Use this page when you need the safety model: what governance may control, what should remain explicit, and what must not be silently rewritten.

OmegaX needs governance and safety controls that are strong enough for real capital, but narrow enough that settlement truth does not become discretionary.

Core principle

Governance should coordinate the network.

Governance should not silently rewrite:

  • already accrued obligations
  • already finalized claim outcomes
  • already funded reserve requirements
  • historical settlement truth

Governance layers

LayerControlsShould not do
Protocol governanceGlobal configuration, fee policy, upgrades, emergency behaviorRewrite historical settlement truth
Plan-level controlPlan policy, sponsor/operator settings, metadata, scoped operationsHide reserve or liability behavior
Class or product controlsCapital entry, redemptions, claim intake, railsChange capital priority casually after activation

Protocol governance

Protocol governance is for:

  • global configuration
  • fee policy
  • upgrade path
  • protocol-wide emergency behavior
  • ecosystem standards around schemas, oracle policy, and public goods

Plan-level control

Plan-level authority is for:

  • plan configuration
  • sponsor and operator policy within protocol rules
  • plan-specific metadata and series setup
  • scoped operational controls

Class or product-level controls

Some plans may also need narrower controls for:

  • capital entry
  • redemptions
  • claim intake
  • specific rails
  • specific regulated modes

Safety controls

OmegaX should favor scoped controls over blunt global freezes.

→ **ACTIONS TO TAKE**:
1. Decide whether each statement agrees with the OmegaX governance text, and answer yes or no with the deciding words quoted from it: (a) Fee policy falls under protocol governance. (b) OmegaX should prefer blunt global freezes to scoped controls. (c) Governance may silently rewrite already finalized claim outcomes.
2. Resume the OmegaX governance text from its last sentence, continuing the section on safety controls.
You will not need the entries.

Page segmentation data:
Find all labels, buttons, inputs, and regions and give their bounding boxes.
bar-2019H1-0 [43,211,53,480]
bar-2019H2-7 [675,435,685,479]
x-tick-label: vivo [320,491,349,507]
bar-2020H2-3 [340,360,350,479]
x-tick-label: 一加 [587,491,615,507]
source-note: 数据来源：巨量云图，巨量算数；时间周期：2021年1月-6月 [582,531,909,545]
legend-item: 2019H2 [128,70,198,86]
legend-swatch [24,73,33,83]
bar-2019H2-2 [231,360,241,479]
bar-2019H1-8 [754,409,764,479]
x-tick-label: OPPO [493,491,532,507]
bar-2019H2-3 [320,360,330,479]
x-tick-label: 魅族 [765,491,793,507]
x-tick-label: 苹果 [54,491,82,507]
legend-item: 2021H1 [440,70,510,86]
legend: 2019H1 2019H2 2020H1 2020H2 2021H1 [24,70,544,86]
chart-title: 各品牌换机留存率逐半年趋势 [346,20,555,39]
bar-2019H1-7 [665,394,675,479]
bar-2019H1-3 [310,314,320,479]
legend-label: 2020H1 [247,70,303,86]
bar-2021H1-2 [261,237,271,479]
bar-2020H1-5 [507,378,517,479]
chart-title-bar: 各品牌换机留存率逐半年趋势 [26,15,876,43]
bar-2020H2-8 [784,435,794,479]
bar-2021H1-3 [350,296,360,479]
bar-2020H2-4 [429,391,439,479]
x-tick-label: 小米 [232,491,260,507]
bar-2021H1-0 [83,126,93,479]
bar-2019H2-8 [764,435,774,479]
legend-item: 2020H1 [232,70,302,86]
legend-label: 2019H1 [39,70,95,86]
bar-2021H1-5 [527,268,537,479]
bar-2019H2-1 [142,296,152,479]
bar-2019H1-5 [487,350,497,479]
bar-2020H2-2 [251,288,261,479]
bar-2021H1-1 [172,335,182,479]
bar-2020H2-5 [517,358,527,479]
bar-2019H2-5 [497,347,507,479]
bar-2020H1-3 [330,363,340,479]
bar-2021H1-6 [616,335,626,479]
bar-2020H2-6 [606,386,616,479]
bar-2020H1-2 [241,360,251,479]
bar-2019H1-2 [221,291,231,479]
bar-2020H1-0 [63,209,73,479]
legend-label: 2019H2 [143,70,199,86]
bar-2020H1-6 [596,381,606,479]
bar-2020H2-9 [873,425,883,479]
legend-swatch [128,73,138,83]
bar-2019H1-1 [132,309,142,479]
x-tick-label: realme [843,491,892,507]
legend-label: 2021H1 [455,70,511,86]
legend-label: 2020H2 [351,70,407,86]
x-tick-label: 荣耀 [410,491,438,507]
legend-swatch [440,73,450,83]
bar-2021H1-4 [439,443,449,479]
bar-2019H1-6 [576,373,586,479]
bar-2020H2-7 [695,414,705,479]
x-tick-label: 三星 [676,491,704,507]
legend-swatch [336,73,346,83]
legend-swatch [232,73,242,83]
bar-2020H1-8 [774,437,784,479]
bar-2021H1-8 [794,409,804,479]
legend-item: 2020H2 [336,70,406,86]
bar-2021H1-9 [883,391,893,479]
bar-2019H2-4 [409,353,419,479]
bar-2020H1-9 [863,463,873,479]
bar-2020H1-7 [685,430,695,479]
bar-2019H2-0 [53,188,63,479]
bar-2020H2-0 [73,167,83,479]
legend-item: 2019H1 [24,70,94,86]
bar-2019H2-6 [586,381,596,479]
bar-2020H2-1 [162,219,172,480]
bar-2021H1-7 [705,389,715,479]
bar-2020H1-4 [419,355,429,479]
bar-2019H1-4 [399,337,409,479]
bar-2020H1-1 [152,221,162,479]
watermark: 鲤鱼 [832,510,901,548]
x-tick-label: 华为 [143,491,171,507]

→ **ANSWER SECTION**:
1.
(a) Yes: "Protocol governance is for:" lists "fee policy".
(b) No: "OmegaX should favor scoped controls over blunt global freezes."
(c) No: "Governance should not silently rewrite:" lists "already finalized claim outcomes".

2.
Typical safety tools include:

  • protocol emergency pause
  • plan operational pause
  • claim intake pause
  • capital subscription pause
  • redemption queue-only mode
  • oracle-finality hold
  • impaired-state escalation

Each control should have:

  • explicit authority
  • explicit scope
  • a visible audit trail
  • a clear unwind path

Protected invariants

Some rules should be treated as especially protected:

  • obligations do not disappear silently
  • reserve changes reconcile explicitly
  • historical settlement remains visible
  • emergency actions leave a trace
  • capital priorities do not change casually after the fact

Why this matters

Without enough control, OmegaX is unsafe.

With too much discretionary control, OmegaX stops looking like public infrastructure.

The right answer is narrow, explicit, auditable governance.